**Stated problem**
Please find every line in the entries below that contains the string "elements", matching upper and lower case, and copy each of those lines out.

**Task data**
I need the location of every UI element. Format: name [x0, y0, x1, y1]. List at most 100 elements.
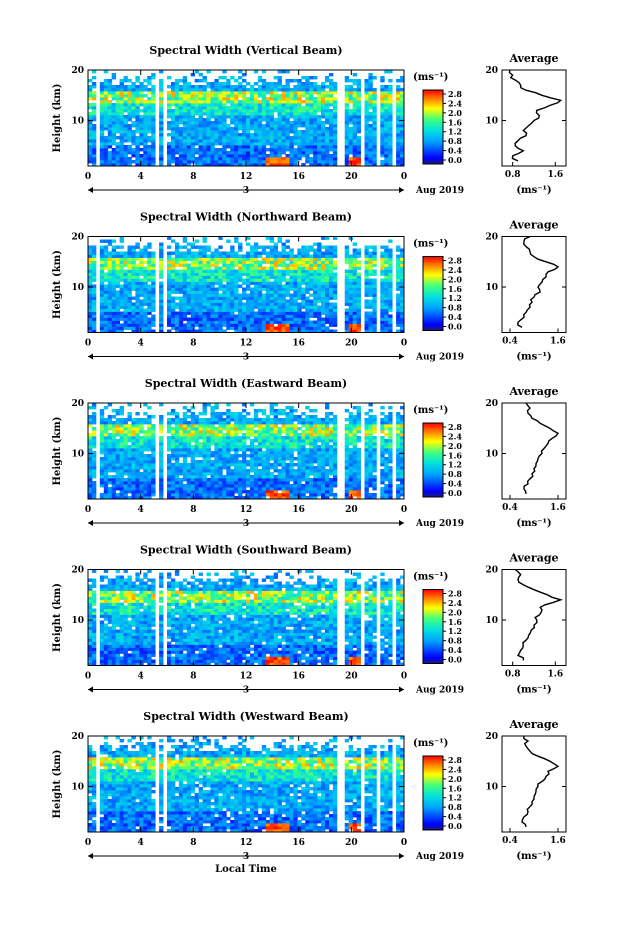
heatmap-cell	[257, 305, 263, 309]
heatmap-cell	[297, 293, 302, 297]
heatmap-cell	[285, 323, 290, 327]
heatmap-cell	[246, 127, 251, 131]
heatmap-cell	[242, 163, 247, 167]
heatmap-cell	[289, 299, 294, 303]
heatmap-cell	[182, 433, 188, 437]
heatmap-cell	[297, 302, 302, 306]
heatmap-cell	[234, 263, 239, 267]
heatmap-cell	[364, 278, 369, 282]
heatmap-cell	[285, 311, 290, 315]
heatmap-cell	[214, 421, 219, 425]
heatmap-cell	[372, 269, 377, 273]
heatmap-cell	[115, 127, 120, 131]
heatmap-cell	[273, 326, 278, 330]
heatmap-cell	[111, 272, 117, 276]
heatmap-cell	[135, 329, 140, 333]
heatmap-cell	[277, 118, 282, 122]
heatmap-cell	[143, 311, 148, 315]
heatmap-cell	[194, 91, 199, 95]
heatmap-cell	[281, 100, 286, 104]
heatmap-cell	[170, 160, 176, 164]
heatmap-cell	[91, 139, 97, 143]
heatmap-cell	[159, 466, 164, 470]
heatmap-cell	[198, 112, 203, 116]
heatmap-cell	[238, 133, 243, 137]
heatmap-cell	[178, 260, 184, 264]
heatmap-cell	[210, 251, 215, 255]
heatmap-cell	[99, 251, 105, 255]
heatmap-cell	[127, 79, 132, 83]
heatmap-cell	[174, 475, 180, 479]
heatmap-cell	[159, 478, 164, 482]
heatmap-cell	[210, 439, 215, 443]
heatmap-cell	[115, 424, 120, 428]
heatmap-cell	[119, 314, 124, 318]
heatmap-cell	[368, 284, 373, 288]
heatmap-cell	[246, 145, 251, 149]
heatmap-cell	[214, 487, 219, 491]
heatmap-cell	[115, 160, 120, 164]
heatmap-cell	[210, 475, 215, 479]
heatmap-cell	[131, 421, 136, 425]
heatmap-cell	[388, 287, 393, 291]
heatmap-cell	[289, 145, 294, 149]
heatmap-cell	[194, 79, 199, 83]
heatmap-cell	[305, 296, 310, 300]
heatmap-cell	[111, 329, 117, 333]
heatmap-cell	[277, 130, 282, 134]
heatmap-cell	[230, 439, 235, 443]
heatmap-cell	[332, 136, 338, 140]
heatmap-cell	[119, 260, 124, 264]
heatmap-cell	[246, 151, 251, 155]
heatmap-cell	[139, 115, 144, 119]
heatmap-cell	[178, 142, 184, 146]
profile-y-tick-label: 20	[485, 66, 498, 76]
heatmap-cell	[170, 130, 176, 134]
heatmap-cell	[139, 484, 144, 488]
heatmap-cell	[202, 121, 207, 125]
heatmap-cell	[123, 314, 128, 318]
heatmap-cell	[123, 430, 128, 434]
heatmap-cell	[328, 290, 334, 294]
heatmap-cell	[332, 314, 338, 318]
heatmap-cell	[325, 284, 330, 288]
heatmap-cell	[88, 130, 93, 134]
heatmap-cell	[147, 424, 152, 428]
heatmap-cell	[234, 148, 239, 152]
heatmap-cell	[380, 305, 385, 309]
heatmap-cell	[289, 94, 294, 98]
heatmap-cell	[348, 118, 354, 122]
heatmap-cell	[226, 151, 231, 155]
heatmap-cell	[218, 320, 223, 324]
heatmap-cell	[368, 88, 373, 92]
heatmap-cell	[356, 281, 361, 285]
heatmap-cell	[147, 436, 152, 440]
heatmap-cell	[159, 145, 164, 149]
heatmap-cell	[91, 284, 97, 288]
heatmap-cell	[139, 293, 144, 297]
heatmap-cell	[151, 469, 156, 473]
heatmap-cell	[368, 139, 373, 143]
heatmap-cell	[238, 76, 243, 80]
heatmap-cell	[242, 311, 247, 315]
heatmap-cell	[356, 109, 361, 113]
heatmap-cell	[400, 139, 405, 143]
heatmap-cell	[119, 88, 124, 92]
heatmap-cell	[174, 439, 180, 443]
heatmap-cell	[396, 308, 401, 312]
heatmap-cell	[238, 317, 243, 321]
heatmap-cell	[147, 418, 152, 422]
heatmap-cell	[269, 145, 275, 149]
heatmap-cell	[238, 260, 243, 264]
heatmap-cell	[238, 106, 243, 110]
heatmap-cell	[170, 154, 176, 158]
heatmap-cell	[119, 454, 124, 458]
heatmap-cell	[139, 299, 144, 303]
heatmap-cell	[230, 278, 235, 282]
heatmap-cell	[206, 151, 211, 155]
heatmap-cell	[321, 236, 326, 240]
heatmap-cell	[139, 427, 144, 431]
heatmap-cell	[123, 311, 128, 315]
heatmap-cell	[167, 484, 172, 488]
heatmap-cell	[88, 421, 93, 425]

**The completed task**
I need the location of every UI element. Format: name [x0, y0, x1, y1]. List at most 100 elements.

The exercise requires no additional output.